The exercise: Keep only the lines of the listing that include the word "bold", and copy them.
+ + + +
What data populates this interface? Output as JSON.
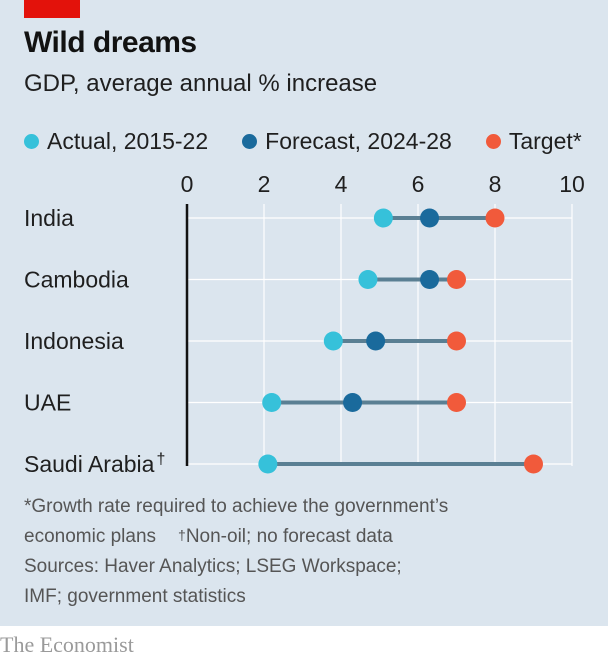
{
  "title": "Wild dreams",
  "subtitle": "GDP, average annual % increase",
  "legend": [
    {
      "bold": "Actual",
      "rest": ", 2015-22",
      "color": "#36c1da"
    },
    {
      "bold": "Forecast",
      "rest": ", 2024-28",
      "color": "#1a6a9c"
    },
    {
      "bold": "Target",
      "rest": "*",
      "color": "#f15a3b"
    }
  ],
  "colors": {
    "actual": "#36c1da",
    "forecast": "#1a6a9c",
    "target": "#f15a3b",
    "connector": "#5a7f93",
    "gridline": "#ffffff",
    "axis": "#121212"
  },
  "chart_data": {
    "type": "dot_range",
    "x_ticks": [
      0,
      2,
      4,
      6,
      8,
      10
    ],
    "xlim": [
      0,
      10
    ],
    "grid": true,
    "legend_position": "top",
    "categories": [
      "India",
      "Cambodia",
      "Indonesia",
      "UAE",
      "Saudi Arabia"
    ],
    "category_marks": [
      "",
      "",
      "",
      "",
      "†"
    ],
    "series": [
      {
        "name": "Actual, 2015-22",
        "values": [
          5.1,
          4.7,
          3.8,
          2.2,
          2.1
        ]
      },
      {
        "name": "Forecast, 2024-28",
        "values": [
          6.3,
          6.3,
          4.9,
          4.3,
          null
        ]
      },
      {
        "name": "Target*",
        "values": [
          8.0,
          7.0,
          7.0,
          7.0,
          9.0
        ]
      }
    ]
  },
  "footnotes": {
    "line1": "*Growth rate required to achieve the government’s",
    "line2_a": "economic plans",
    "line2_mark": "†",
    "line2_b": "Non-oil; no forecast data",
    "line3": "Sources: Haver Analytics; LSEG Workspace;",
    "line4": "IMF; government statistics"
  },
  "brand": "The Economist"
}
+ + + +
Output for this task:
      "bold": "Actual",
      "bold": "Forecast",
      "bold": "Target",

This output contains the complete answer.